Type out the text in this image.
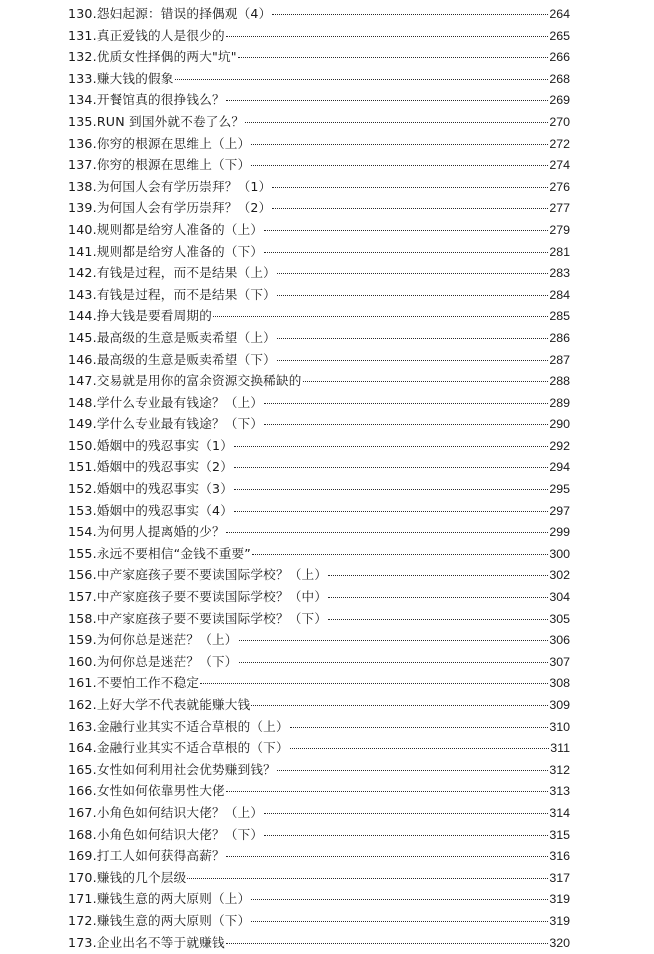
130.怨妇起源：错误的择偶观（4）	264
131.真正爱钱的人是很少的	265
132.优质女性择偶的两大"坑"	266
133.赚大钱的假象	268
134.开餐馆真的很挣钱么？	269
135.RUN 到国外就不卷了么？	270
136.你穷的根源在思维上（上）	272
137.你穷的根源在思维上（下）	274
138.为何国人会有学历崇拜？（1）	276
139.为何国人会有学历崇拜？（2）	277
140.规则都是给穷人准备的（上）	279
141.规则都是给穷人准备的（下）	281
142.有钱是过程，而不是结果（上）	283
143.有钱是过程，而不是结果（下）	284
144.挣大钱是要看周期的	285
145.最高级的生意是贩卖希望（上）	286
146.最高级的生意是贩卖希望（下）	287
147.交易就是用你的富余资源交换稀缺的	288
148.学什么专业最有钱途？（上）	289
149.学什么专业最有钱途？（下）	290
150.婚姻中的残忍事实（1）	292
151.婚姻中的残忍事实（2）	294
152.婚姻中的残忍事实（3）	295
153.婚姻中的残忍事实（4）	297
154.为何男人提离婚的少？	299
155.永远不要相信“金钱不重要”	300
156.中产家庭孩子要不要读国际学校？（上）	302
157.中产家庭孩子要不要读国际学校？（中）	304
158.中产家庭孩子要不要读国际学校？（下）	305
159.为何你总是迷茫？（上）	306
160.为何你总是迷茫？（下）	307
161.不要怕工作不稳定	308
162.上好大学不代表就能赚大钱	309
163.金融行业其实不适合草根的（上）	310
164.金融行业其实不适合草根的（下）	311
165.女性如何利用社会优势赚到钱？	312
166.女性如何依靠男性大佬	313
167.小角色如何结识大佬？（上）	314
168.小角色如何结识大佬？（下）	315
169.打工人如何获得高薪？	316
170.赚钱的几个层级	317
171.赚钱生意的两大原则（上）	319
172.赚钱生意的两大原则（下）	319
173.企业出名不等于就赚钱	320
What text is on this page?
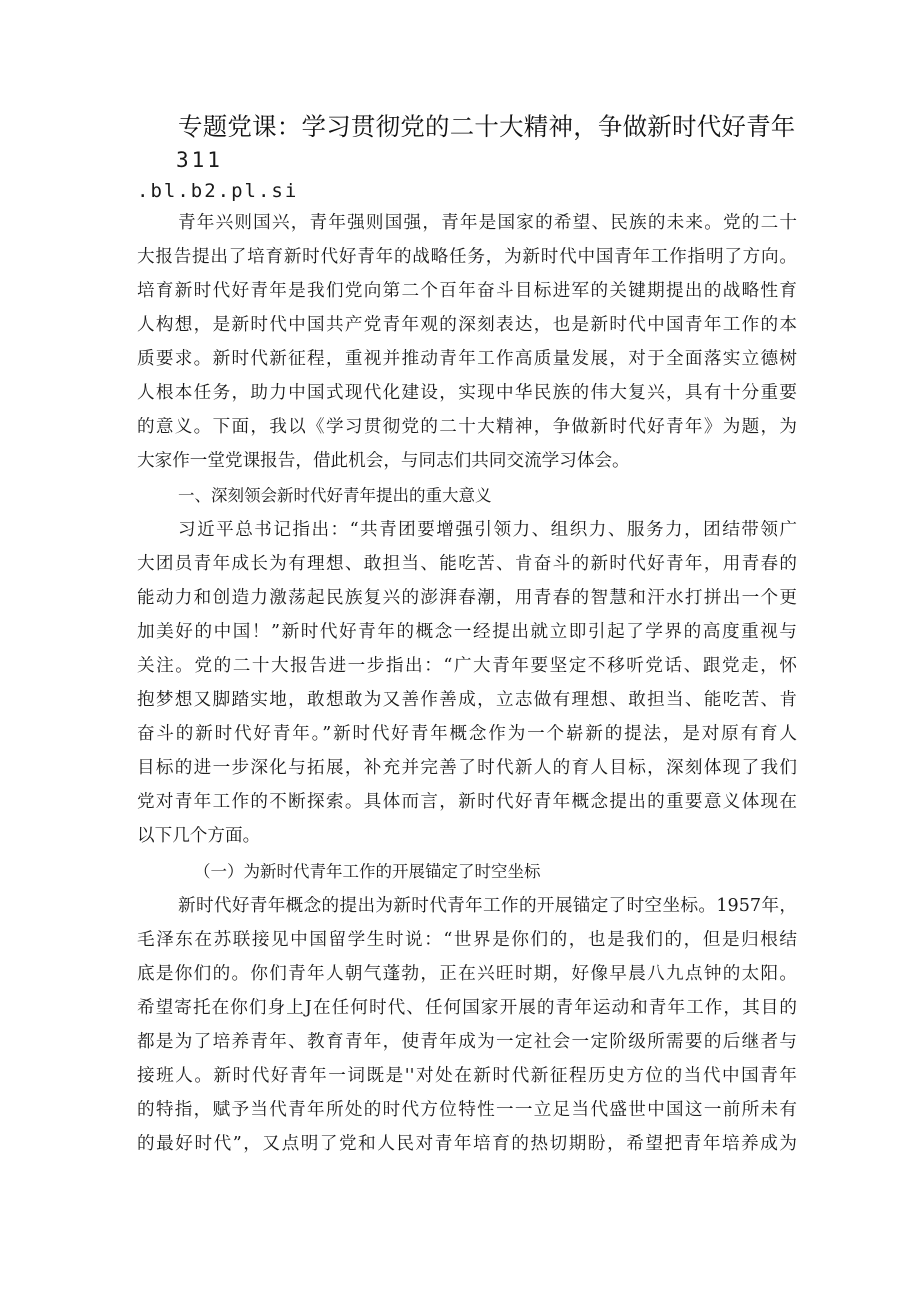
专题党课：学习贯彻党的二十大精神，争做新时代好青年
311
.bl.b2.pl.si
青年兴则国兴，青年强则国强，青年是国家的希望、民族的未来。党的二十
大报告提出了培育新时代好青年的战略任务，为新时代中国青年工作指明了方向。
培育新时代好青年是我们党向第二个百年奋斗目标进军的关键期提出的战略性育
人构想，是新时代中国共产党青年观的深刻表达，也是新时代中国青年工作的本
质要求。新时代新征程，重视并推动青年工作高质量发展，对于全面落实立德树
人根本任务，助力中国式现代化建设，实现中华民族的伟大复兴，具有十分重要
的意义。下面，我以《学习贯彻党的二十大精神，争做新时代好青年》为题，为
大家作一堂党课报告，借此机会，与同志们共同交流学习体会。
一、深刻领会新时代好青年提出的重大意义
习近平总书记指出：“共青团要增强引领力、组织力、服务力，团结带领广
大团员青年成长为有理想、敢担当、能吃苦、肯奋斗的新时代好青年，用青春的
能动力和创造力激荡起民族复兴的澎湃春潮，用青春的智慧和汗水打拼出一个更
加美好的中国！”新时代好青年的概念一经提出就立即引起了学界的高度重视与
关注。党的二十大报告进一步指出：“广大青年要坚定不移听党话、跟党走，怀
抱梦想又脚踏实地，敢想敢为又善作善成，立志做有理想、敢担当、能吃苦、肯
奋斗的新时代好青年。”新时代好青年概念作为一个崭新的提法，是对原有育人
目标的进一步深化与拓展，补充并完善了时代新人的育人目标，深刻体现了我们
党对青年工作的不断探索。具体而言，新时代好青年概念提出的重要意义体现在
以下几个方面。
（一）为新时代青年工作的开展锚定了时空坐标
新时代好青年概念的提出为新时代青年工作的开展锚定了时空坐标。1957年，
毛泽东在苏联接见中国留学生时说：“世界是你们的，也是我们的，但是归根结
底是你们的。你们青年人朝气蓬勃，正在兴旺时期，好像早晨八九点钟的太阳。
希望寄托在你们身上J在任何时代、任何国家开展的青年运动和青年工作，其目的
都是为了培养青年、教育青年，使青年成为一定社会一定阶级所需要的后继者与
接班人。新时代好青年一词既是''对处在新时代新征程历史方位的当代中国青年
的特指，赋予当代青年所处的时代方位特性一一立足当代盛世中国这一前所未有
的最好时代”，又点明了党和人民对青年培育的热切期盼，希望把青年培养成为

(Task goal)
Above are the records. Identify each line that contains the word "赚钱生意的两大原则".

(Exercise output)
171.赚钱生意的两大原则（上）	319
172.赚钱生意的两大原则（下）	319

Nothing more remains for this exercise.